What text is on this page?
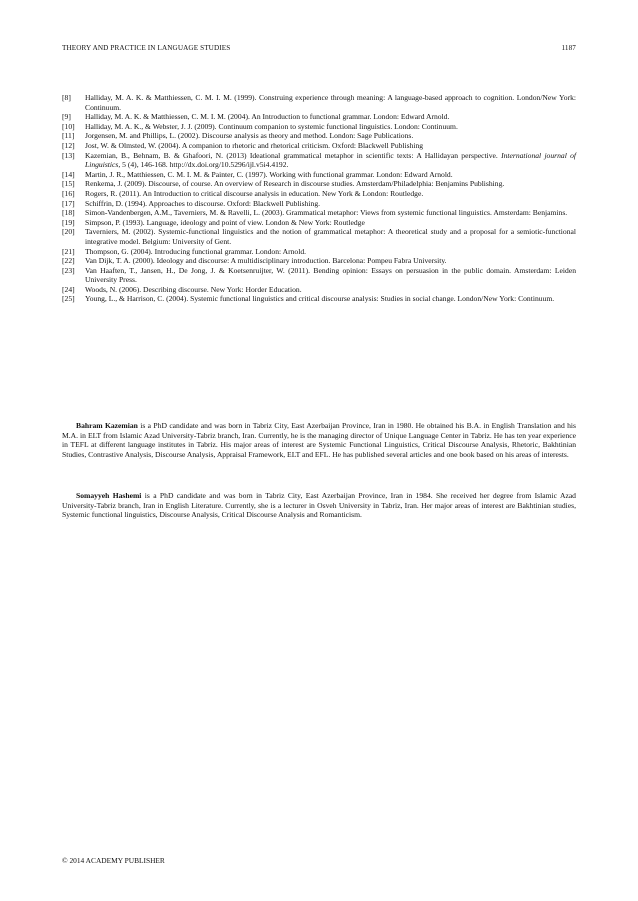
THEORY AND PRACTICE IN LANGUAGE STUDIES	1187
[8] Halliday, M. A. K. & Matthiessen, C. M. I. M. (1999). Construing experience through meaning: A language-based approach to cognition. London/New York: Continuum.
[9] Halliday, M. A. K. & Matthiessen, C. M. I. M. (2004). An Introduction to functional grammar. London: Edward Arnold.
[10] Halliday, M. A. K., & Webster, J. J. (2009). Continuum companion to systemic functional linguistics. London: Continuum.
[11] Jorgensen, M. and Phillips, L. (2002). Discourse analysis as theory and method. London: Sage Publications.
[12] Jost, W. & Olmsted, W. (2004). A companion to rhetoric and rhetorical criticism. Oxford: Blackwell Publishing
[13] Kazemian, B., Behnam, B. & Ghafoori, N. (2013) Ideational grammatical metaphor in scientific texts: A Hallidayan perspective. International journal of Linguistics, 5 (4), 146-168. http://dx.doi.org/10.5296/ijl.v5i4.4192.
[14] Martin, J. R., Matthiessen, C. M. I. M. & Painter, C. (1997). Working with functional grammar. London: Edward Arnold.
[15] Renkema, J. (2009). Discourse, of course. An overview of Research in discourse studies. Amsterdam/Philadelphia: Benjamins Publishing.
[16] Rogers, R. (2011). An Introduction to critical discourse analysis in education. New York & London: Routledge.
[17] Schiffrin, D. (1994). Approaches to discourse. Oxford: Blackwell Publishing.
[18] Simon-Vandenbergen, A.M., Taverniers, M. & Ravelli, L. (2003). Grammatical metaphor: Views from systemic functional linguistics. Amsterdam: Benjamins.
[19] Simpson, P. (1993). Language, ideology and point of view. London & New York: Routledge
[20] Taverniers, M. (2002). Systemic-functional linguistics and the notion of grammatical metaphor: A theoretical study and a proposal for a semiotic-functional integrative model. Belgium: University of Gent.
[21] Thompson, G. (2004). Introducing functional grammar. London: Arnold.
[22] Van Dijk, T. A. (2000). Ideology and discourse: A multidisciplinary introduction. Barcelona: Pompeu Fabra University.
[23] Van Haaften, T., Jansen, H., De Jong, J. & Koetsenruijter, W. (2011). Bending opinion: Essays on persuasion in the public domain. Amsterdam: Leiden University Press.
[24] Woods, N. (2006). Describing discourse. New York: Horder Education.
[25] Young, L., & Harrison, C. (2004). Systemic functional linguistics and critical discourse analysis: Studies in social change. London/New York: Continuum.

Bahram Kazemian is a PhD candidate and was born in Tabriz City, East Azerbaijan Province, Iran in 1980. He obtained his B.A. in English Translation and his M.A. in ELT from Islamic Azad University-Tabriz branch, Iran. Currently, he is the managing director of Unique Language Center in Tabriz. He has ten year experience in TEFL at different language institutes in Tabriz. His major areas of interest are Systemic Functional Linguistics, Critical Discourse Analysis, Rhetoric, Bakhtinian Studies, Contrastive Analysis, Discourse Analysis, Appraisal Framework, ELT and EFL. He has published several articles and one book based on his areas of interests.

Somayyeh Hashemi is a PhD candidate and was born in Tabriz City, East Azerbaijan Province, Iran in 1984. She received her degree from Islamic Azad University-Tabriz branch, Iran in English Literature. Currently, she is a lecturer in Osveh University in Tabriz, Iran. Her major areas of interest are Bakhtinian studies, Systemic functional linguistics, Discourse Analysis, Critical Discourse Analysis and Romanticism.

© 2014 ACADEMY PUBLISHER
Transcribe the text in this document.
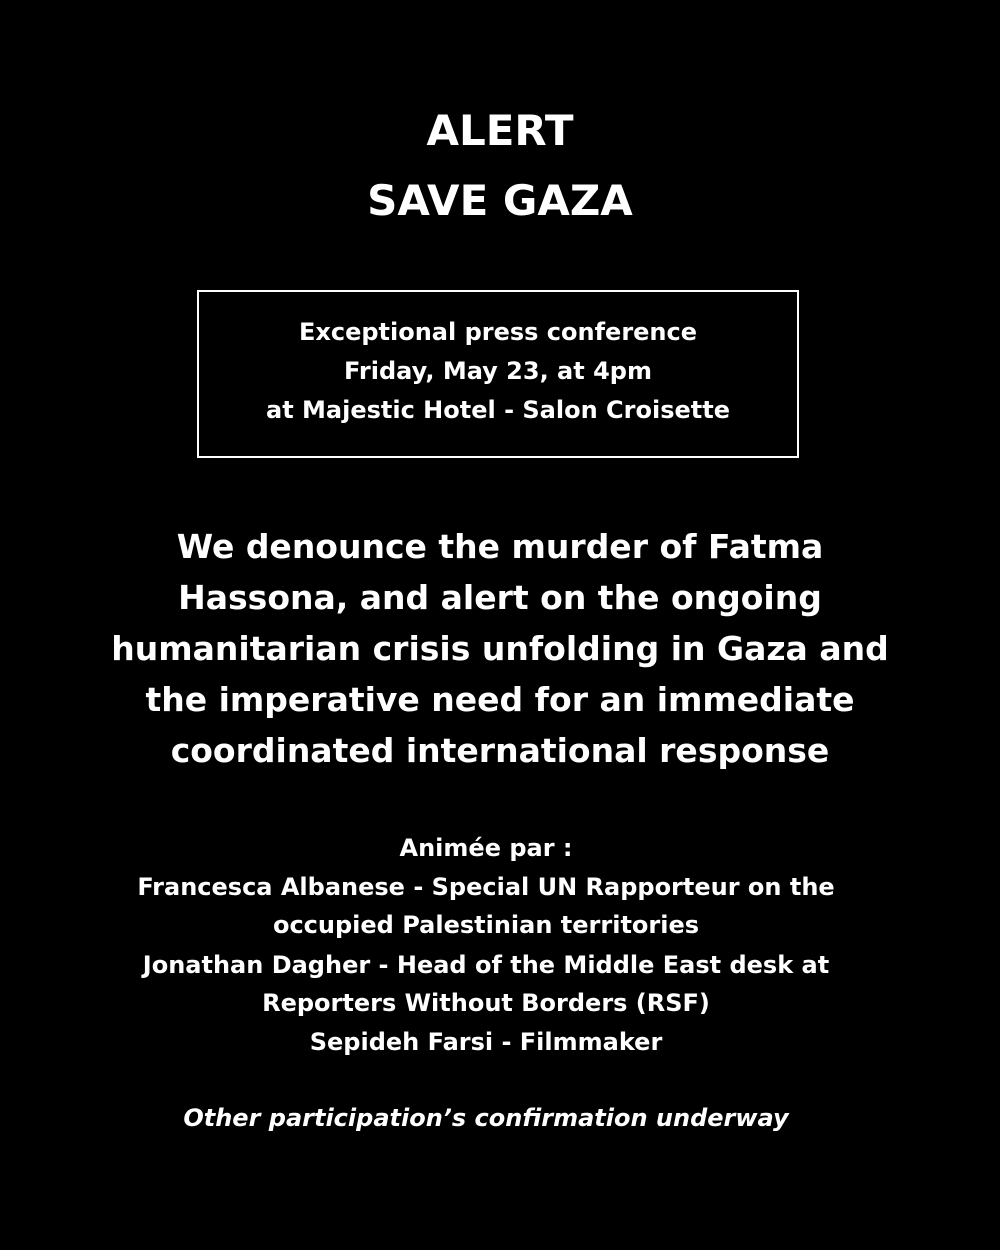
ALERT
SAVE GAZA
Exceptional press conference
Friday, May 23, at 4pm
at Majestic Hotel - Salon Croisette
We denounce the murder of Fatma
Hassona, and alert on the ongoing
humanitarian crisis unfolding in Gaza and
the imperative need for an immediate
coordinated international response
Animée par :
Francesca Albanese - Special UN Rapporteur on the
occupied Palestinian territories
Jonathan Dagher - Head of the Middle East desk at
Reporters Without Borders (RSF)
Sepideh Farsi - Filmmaker
Other participation’s confirmation underway
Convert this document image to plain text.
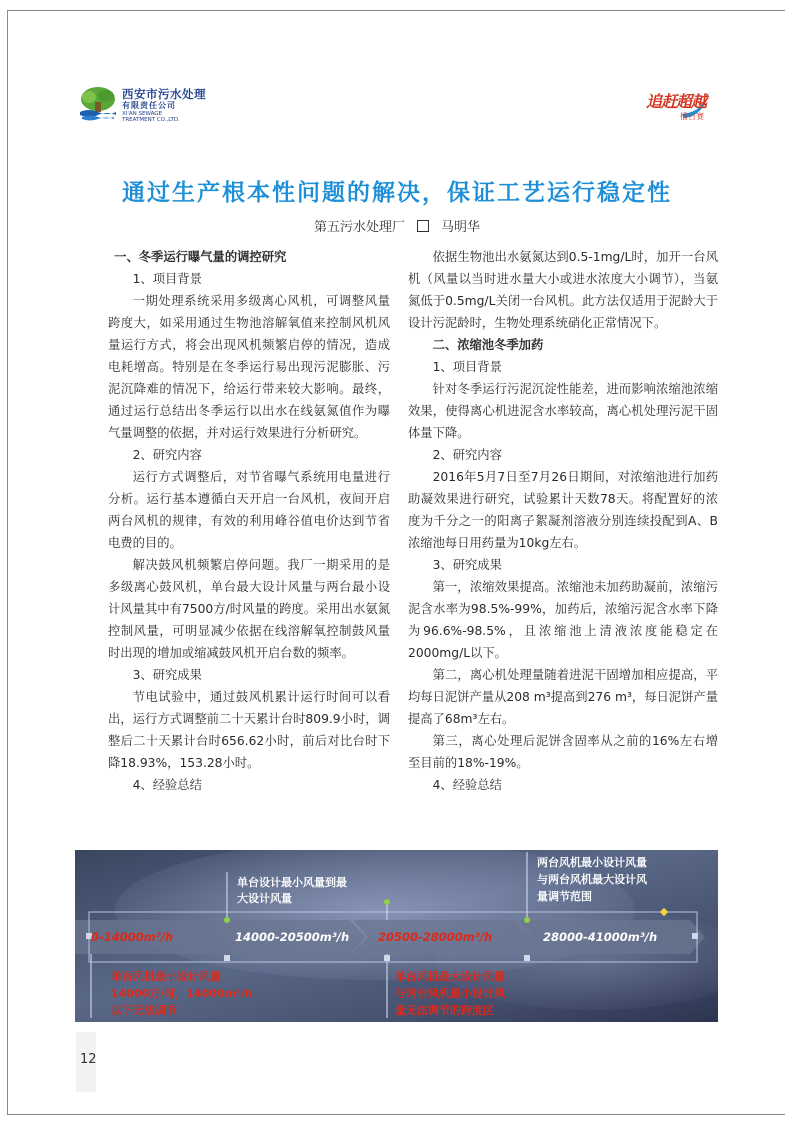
西安市污水处理
有限责任公司
XI'AN SEWAGE
TREATMENT CO.,LTD.
追赶超越
擂台赛
通过生产根本性问题的解决，保证工艺运行稳定性
第五污水处理厂	马明华

一、冬季运行曝气量的调控研究

1、项目背景

一期处理系统采用多级离心风机，可调整风量跨度大，如采用通过生物池溶解氧值来控制风机风量运行方式，将会出现风机频繁启停的情况，造成电耗增高。特别是在冬季运行易出现污泥膨胀、污泥沉降难的情况下，给运行带来较大影响。最终，通过运行总结出冬季运行以出水在线氨氮值作为曝气量调整的依据，并对运行效果进行分析研究。

2、研究内容

运行方式调整后，对节省曝气系统用电量进行分析。运行基本遵循白天开启一台风机，夜间开启两台风机的规律，有效的利用峰谷值电价达到节省电费的目的。

解决鼓风机频繁启停问题。我厂一期采用的是多级离心鼓风机，单台最大设计风量与两台最小设计风量其中有7500方/时风量的跨度。采用出水氨氮控制风量，可明显减少依据在线溶解氧控制鼓风量时出现的增加或缩减鼓风机开启台数的频率。

3、研究成果

节电试验中，通过鼓风机累计运行时间可以看出，运行方式调整前二十天累计台时809.9小时，调整后二十天累计台时656.62小时，前后对比台时下降18.93%，153.28小时。

4、经验总结

依据生物池出水氨氮达到0.5-1mg/L时，加开一台风机（风量以当时进水量大小或进水浓度大小调节），当氨氮低于0.5mg/L关闭一台风机。此方法仅适用于泥龄大于设计污泥龄时，生物处理系统硝化正常情况下。

二、浓缩池冬季加药

1、项目背景

针对冬季运行污泥沉淀性能差，进而影响浓缩池浓缩效果，使得离心机进泥含水率较高，离心机处理污泥干固体量下降。

2、研究内容

2016年5月7日至7月26日期间，对浓缩池进行加药助凝效果进行研究，试验累计天数78天。将配置好的浓度为千分之一的阳离子絮凝剂溶液分别连续投配到A、B浓缩池每日用药量为10kg左右。

3、研究成果

第一，浓缩效果提高。浓缩池未加药助凝前，浓缩污泥含水率为98.5%-99%，加药后，浓缩污泥含水率下降为96.6%-98.5%，且浓缩池上清液浓度能稳定在2000mg/L以下。

第二，离心机处理量随着进泥干固增加相应提高，平均每日泥饼产量从208 m³提高到276 m³，每日泥饼产量提高了68m³左右。

第三，离心处理后泥饼含固率从之前的16%左右增至目前的18%-19%。

4、经验总结

0-14000m³/h	14000-20500m³/h	20500-28000m³/h	28000-41000m³/h
单台设计最小风量到最
大设计风量
两台风机最小设计风量
与两台风机最大设计风
量调节范围
单台风机最小设计风量
14000方/时，14000m³/h
以下无法调节
单台风机最大设计风量
与两台风机最小设计风
量无法调节的跨度区
12
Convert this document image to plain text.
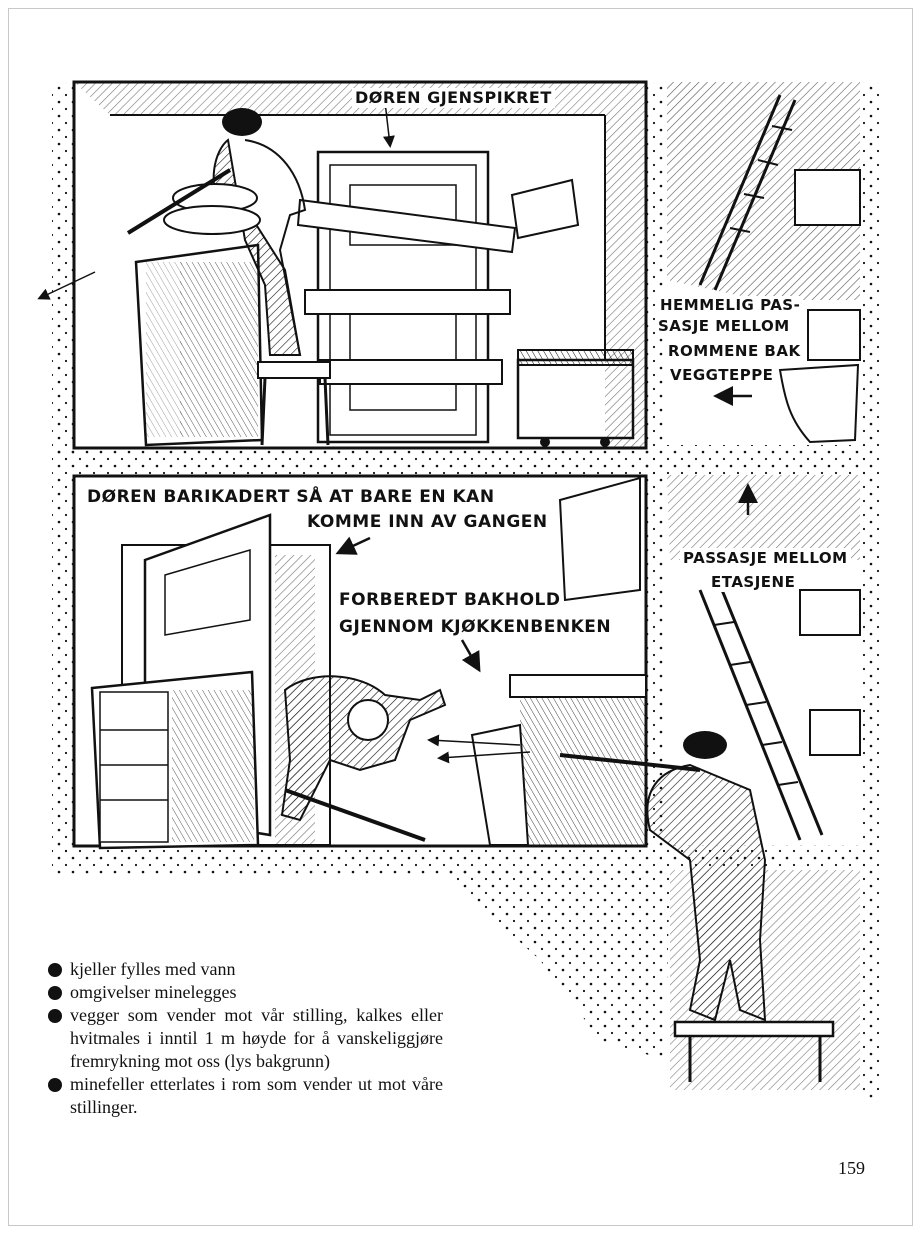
DØREN GJENSPIKRET
HEMMELIG PAS-
SASJE MELLOM
ROMMENE BAK
VEGGTEPPE
DØREN BARIKADERT SÅ AT BARE EN KAN
KOMME INN AV GANGEN
FORBEREDT BAKHOLD
GJENNOM KJØKKENBENKEN
PASSASJE MELLOM
ETASJENE
kjeller fylles med vann
omgivelser minelegges
vegger som vender mot vår stilling, kalkes eller hvitmales i inntil 1 m høyde for å vanskeliggjøre fremrykning mot oss (lys bakgrunn)
minefeller etterlates i rom som vender ut mot våre stillinger.
159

### What needs to be done:
Reproduce each entry precisely, dropping only the pictures.

### Written answer:
What text is on this page?
THEORY AND PRACTICE IN LANGUAGE STUDIES	1187
[8] Halliday, M. A. K. & Matthiessen, C. M. I. M. (1999). Construing experience through meaning: A language-based approach to cognition. London/New York: Continuum.
[9] Halliday, M. A. K. & Matthiessen, C. M. I. M. (2004). An Introduction to functional grammar. London: Edward Arnold.
[10] Halliday, M. A. K., & Webster, J. J. (2009). Continuum companion to systemic functional linguistics. London: Continuum.
[11] Jorgensen, M. and Phillips, L. (2002). Discourse analysis as theory and method. London: Sage Publications.
[12] Jost, W. & Olmsted, W. (2004). A companion to rhetoric and rhetorical criticism. Oxford: Blackwell Publishing
[13] Kazemian, B., Behnam, B. & Ghafoori, N. (2013) Ideational grammatical metaphor in scientific texts: A Hallidayan perspective. International journal of Linguistics, 5 (4), 146-168. http://dx.doi.org/10.5296/ijl.v5i4.4192.
[14] Martin, J. R., Matthiessen, C. M. I. M. & Painter, C. (1997). Working with functional grammar. London: Edward Arnold.
[15] Renkema, J. (2009). Discourse, of course. An overview of Research in discourse studies. Amsterdam/Philadelphia: Benjamins Publishing.
[16] Rogers, R. (2011). An Introduction to critical discourse analysis in education. New York & London: Routledge.
[17] Schiffrin, D. (1994). Approaches to discourse. Oxford: Blackwell Publishing.
[18] Simon-Vandenbergen, A.M., Taverniers, M. & Ravelli, L. (2003). Grammatical metaphor: Views from systemic functional linguistics. Amsterdam: Benjamins.
[19] Simpson, P. (1993). Language, ideology and point of view. London & New York: Routledge
[20] Taverniers, M. (2002). Systemic-functional linguistics and the notion of grammatical metaphor: A theoretical study and a proposal for a semiotic-functional integrative model. Belgium: University of Gent.
[21] Thompson, G. (2004). Introducing functional grammar. London: Arnold.
[22] Van Dijk, T. A. (2000). Ideology and discourse: A multidisciplinary introduction. Barcelona: Pompeu Fabra University.
[23] Van Haaften, T., Jansen, H., De Jong, J. & Koetsenruijter, W. (2011). Bending opinion: Essays on persuasion in the public domain. Amsterdam: Leiden University Press.
[24] Woods, N. (2006). Describing discourse. New York: Horder Education.
[25] Young, L., & Harrison, C. (2004). Systemic functional linguistics and critical discourse analysis: Studies in social change. London/New York: Continuum.

Bahram Kazemian is a PhD candidate and was born in Tabriz City, East Azerbaijan Province, Iran in 1980. He obtained his B.A. in English Translation and his M.A. in ELT from Islamic Azad University-Tabriz branch, Iran. Currently, he is the managing director of Unique Language Center in Tabriz. He has ten year experience in TEFL at different language institutes in Tabriz. His major areas of interest are Systemic Functional Linguistics, Critical Discourse Analysis, Rhetoric, Bakhtinian Studies, Contrastive Analysis, Discourse Analysis, Appraisal Framework, ELT and EFL. He has published several articles and one book based on his areas of interests.

Somayyeh Hashemi is a PhD candidate and was born in Tabriz City, East Azerbaijan Province, Iran in 1984. She received her degree from Islamic Azad University-Tabriz branch, Iran in English Literature. Currently, she is a lecturer in Osveh University in Tabriz, Iran. Her major areas of interest are Bakhtinian studies, Systemic functional linguistics, Discourse Analysis, Critical Discourse Analysis and Romanticism.

© 2014 ACADEMY PUBLISHER
Transcribe the text in this document.
ALERT
SAVE GAZA
Exceptional press conference
Friday, May 23, at 4pm
at Majestic Hotel - Salon Croisette
We denounce the murder of Fatma
Hassona, and alert on the ongoing
humanitarian crisis unfolding in Gaza and
the imperative need for an immediate
coordinated international response
Animée par :
Francesca Albanese - Special UN Rapporteur on the
occupied Palestinian territories
Jonathan Dagher - Head of the Middle East desk at
Reporters Without Borders (RSF)
Sepideh Farsi - Filmmaker
Other participation’s confirmation underway
Convert this document image to plain text.
西安市污水处理
有限责任公司
XI'AN SEWAGE
TREATMENT CO.,LTD.
追赶超越
擂台赛
通过生产根本性问题的解决，保证工艺运行稳定性
第五污水处理厂	马明华

一、冬季运行曝气量的调控研究

1、项目背景

一期处理系统采用多级离心风机，可调整风量跨度大，如采用通过生物池溶解氧值来控制风机风量运行方式，将会出现风机频繁启停的情况，造成电耗增高。特别是在冬季运行易出现污泥膨胀、污泥沉降难的情况下，给运行带来较大影响。最终，通过运行总结出冬季运行以出水在线氨氮值作为曝气量调整的依据，并对运行效果进行分析研究。

2、研究内容

运行方式调整后，对节省曝气系统用电量进行分析。运行基本遵循白天开启一台风机，夜间开启两台风机的规律，有效的利用峰谷值电价达到节省电费的目的。

解决鼓风机频繁启停问题。我厂一期采用的是多级离心鼓风机，单台最大设计风量与两台最小设计风量其中有7500方/时风量的跨度。采用出水氨氮控制风量，可明显减少依据在线溶解氧控制鼓风量时出现的增加或缩减鼓风机开启台数的频率。

3、研究成果

节电试验中，通过鼓风机累计运行时间可以看出，运行方式调整前二十天累计台时809.9小时，调整后二十天累计台时656.62小时，前后对比台时下降18.93%，153.28小时。

4、经验总结

依据生物池出水氨氮达到0.5-1mg/L时，加开一台风机（风量以当时进水量大小或进水浓度大小调节），当氨氮低于0.5mg/L关闭一台风机。此方法仅适用于泥龄大于设计污泥龄时，生物处理系统硝化正常情况下。

二、浓缩池冬季加药

1、项目背景

针对冬季运行污泥沉淀性能差，进而影响浓缩池浓缩效果，使得离心机进泥含水率较高，离心机处理污泥干固体量下降。

2、研究内容

2016年5月7日至7月26日期间，对浓缩池进行加药助凝效果进行研究，试验累计天数78天。将配置好的浓度为千分之一的阳离子絮凝剂溶液分别连续投配到A、B浓缩池每日用药量为10kg左右。

3、研究成果

第一，浓缩效果提高。浓缩池未加药助凝前，浓缩污泥含水率为98.5%-99%，加药后，浓缩污泥含水率下降为96.6%-98.5%，且浓缩池上清液浓度能稳定在2000mg/L以下。

第二，离心机处理量随着进泥干固增加相应提高，平均每日泥饼产量从208 m³提高到276 m³，每日泥饼产量提高了68m³左右。

第三，离心处理后泥饼含固率从之前的16%左右增至目前的18%-19%。

4、经验总结

0-14000m³/h	14000-20500m³/h	20500-28000m³/h	28000-41000m³/h
单台设计最小风量到最
大设计风量
两台风机最小设计风量
与两台风机最大设计风
量调节范围
单台风机最小设计风量
14000方/时，14000m³/h
以下无法调节
单台风机最大设计风量
与两台风机最小设计风
量无法调节的跨度区
12
Convert this document image to plain text.
DØREN GJENSPIKRET
HEMMELIG PAS-
SASJE MELLOM
ROMMENE BAK
VEGGTEPPE
DØREN BARIKADERT SÅ AT BARE EN KAN
KOMME INN AV GANGEN
FORBEREDT BAKHOLD
GJENNOM KJØKKENBENKEN
PASSASJE MELLOM
ETASJENE
kjeller fylles med vann
omgivelser minelegges
vegger som vender mot vår stilling, kalkes eller hvitmales i inntil 1 m høyde for å vanskeliggjøre fremrykning mot oss (lys bakgrunn)
minefeller etterlates i rom som vender ut mot våre stillinger.
159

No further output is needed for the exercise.